§ **Problem statement**
Write only the number of lines holding the string "message".

>> start Entries supplied

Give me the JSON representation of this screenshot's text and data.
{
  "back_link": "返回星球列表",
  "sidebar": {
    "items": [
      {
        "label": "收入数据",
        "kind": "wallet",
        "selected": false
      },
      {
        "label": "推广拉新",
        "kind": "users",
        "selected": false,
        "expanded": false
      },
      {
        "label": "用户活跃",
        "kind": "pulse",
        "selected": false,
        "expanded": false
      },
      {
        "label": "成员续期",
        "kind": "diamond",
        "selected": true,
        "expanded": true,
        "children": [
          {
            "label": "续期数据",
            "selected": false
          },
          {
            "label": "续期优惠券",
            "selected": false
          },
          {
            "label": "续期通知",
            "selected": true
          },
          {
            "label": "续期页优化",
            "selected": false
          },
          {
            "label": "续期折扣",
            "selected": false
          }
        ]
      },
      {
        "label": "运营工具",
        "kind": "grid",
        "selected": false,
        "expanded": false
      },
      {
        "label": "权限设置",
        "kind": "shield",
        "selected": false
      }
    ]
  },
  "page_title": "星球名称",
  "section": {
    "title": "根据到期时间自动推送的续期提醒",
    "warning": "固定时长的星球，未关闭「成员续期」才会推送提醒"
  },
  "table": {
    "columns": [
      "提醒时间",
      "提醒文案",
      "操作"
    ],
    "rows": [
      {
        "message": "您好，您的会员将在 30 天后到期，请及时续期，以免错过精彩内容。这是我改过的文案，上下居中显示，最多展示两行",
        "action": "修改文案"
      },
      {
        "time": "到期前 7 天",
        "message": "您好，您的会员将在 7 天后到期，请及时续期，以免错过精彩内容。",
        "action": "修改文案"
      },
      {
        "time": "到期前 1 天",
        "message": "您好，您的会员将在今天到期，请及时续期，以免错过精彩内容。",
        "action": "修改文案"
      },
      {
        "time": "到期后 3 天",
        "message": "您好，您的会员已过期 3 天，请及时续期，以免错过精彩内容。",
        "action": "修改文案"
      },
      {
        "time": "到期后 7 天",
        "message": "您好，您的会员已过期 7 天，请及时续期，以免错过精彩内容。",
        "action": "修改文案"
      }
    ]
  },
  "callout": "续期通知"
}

>> end Entries supplied

§ **Complete response**
5